**Prompt**
Every line of the material is to be repeated exactly as it stands.

**Data in this exercise**
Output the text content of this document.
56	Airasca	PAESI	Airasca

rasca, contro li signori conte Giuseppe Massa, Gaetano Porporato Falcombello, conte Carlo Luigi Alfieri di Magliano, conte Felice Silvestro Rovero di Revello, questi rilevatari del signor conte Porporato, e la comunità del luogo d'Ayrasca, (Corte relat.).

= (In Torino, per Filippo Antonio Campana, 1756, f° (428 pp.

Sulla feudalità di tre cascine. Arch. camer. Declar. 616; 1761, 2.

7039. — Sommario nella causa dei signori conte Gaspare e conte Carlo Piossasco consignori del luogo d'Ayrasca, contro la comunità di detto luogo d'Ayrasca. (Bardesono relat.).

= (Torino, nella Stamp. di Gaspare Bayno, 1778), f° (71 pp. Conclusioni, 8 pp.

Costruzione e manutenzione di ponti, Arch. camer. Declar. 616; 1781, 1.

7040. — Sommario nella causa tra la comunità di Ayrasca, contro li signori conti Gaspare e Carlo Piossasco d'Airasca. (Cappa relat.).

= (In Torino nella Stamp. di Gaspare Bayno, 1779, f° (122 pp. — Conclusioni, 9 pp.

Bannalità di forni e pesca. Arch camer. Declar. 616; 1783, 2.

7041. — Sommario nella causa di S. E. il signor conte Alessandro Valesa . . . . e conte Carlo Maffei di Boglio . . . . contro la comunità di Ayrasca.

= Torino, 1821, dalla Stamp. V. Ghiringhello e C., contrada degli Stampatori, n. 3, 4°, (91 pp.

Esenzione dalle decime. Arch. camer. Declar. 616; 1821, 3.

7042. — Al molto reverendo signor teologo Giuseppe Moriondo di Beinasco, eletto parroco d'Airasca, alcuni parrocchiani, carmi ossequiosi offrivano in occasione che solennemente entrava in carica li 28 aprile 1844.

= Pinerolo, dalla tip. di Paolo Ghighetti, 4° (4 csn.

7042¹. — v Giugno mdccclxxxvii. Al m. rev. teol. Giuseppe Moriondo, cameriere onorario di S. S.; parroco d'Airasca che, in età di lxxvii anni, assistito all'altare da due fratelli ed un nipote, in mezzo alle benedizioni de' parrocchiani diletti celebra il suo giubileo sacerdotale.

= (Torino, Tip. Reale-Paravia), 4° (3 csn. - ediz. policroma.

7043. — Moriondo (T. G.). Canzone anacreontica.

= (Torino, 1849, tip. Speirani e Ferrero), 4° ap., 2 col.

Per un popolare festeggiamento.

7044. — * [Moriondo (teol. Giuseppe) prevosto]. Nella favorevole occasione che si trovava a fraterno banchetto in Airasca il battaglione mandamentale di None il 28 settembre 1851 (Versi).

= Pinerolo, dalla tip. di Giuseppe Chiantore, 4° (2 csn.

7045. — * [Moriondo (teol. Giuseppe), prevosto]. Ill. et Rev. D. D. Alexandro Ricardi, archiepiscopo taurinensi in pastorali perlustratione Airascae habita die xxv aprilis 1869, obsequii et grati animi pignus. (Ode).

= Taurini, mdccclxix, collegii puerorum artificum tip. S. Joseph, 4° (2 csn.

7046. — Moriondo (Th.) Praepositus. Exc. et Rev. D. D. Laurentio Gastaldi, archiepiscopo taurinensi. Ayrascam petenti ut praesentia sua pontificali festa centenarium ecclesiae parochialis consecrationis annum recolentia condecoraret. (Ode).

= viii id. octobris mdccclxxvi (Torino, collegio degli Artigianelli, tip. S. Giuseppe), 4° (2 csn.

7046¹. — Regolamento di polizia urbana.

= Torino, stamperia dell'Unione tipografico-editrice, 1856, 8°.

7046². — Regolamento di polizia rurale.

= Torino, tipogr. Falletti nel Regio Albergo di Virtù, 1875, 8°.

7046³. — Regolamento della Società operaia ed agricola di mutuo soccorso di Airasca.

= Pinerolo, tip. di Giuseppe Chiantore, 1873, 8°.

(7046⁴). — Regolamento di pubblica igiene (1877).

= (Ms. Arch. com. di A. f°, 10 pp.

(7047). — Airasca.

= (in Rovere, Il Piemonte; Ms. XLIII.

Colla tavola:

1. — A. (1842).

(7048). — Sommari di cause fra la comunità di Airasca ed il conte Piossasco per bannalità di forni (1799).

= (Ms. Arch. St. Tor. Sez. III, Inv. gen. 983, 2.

**Answer to the exercise**
Output the text content of this document.
56	Airasca	PAESI	Airasca

rasca, contro li signori conte Giuseppe Massa, Gaetano Porporato Falcombello, conte Carlo Luigi Alfieri di Magliano, conte Felice Silvestro Rovero di Revello, questi rilevatari del signor conte Porporato, e la comunità del luogo d'Ayrasca, (Corte relat.).

= (In Torino, per Filippo Antonio Campana, 1756, f° (428 pp.

Sulla feudalità di tre cascine. Arch. camer. Declar. 616; 1761, 2.

7039. — Sommario nella causa dei signori conte Gaspare e conte Carlo Piossasco consignori del luogo d'Ayrasca, contro la comunità di detto luogo d'Ayrasca. (Bardesono relat.).

= (Torino, nella Stamp. di Gaspare Bayno, 1778), f° (71 pp. Conclusioni, 8 pp.

Costruzione e manutenzione di ponti, Arch. camer. Declar. 616; 1781, 1.

7040. — Sommario nella causa tra la comunità di Ayrasca, contro li signori conti Gaspare e Carlo Piossasco d'Airasca. (Cappa relat.).

= (In Torino nella Stamp. di Gaspare Bayno, 1779, f° (122 pp. — Conclusioni, 9 pp.

Bannalità di forni e pesca. Arch camer. Declar. 616; 1783, 2.

7041. — Sommario nella causa di S. E. il signor conte Alessandro Valesa . . . . e conte Carlo Maffei di Boglio . . . . contro la comunità di Ayrasca.

= Torino, 1821, dalla Stamp. V. Ghiringhello e C., contrada degli Stampatori, n. 3, 4°, (91 pp.

Esenzione dalle decime. Arch. camer. Declar. 616; 1821, 3.

7042. — Al molto reverendo signor teologo Giuseppe Moriondo di Beinasco, eletto parroco d'Airasca, alcuni parrocchiani, carmi ossequiosi offrivano in occasione che solennemente entrava in carica li 28 aprile 1844.

= Pinerolo, dalla tip. di Paolo Ghighetti, 4° (4 csn.

7042¹. — v Giugno mdccclxxxvii. Al m. rev. teol. Giuseppe Moriondo, cameriere onorario di S. S.; parroco d'Airasca che, in età di lxxvii anni, assistito all'altare da due fratelli ed un nipote, in mezzo alle benedizioni de' parrocchiani diletti celebra il suo giubileo sacerdotale.

= (Torino, Tip. Reale-Paravia), 4° (3 csn. - ediz. policroma.

7043. — Moriondo (T. G.). Canzone anacreontica.

= (Torino, 1849, tip. Speirani e Ferrero), 4° ap., 2 col.

Per un popolare festeggiamento.

7044. — * [Moriondo (teol. Giuseppe) prevosto]. Nella favorevole occasione che si trovava a fraterno banchetto in Airasca il battaglione mandamentale di None il 28 settembre 1851 (Versi).

= Pinerolo, dalla tip. di Giuseppe Chiantore, 4° (2 csn.

7045. — * [Moriondo (teol. Giuseppe), prevosto]. Ill. et Rev. D. D. Alexandro Ricardi, archiepiscopo taurinensi in pastorali perlustratione Airascae habita die xxv aprilis 1869, obsequii et grati animi pignus. (Ode).

= Taurini, mdccclxix, collegii puerorum artificum tip. S. Joseph, 4° (2 csn.

7046. — Moriondo (Th.) Praepositus. Exc. et Rev. D. D. Laurentio Gastaldi, archiepiscopo taurinensi. Ayrascam petenti ut praesentia sua pontificali festa centenarium ecclesiae parochialis consecrationis annum recolentia condecoraret. (Ode).

= viii id. octobris mdccclxxvi (Torino, collegio degli Artigianelli, tip. S. Giuseppe), 4° (2 csn.

7046¹. — Regolamento di polizia urbana.

= Torino, stamperia dell'Unione tipografico-editrice, 1856, 8°.

7046². — Regolamento di polizia rurale.

= Torino, tipogr. Falletti nel Regio Albergo di Virtù, 1875, 8°.

7046³. — Regolamento della Società operaia ed agricola di mutuo soccorso di Airasca.

= Pinerolo, tip. di Giuseppe Chiantore, 1873, 8°.

(7046⁴). — Regolamento di pubblica igiene (1877).

= (Ms. Arch. com. di A. f°, 10 pp.

(7047). — Airasca.

= (in Rovere, Il Piemonte; Ms. XLIII.

Colla tavola:

1. — A. (1842).

(7048). — Sommari di cause fra la comunità di Airasca ed il conte Piossasco per bannalità di forni (1799).

= (Ms. Arch. St. Tor. Sez. III, Inv. gen. 983, 2.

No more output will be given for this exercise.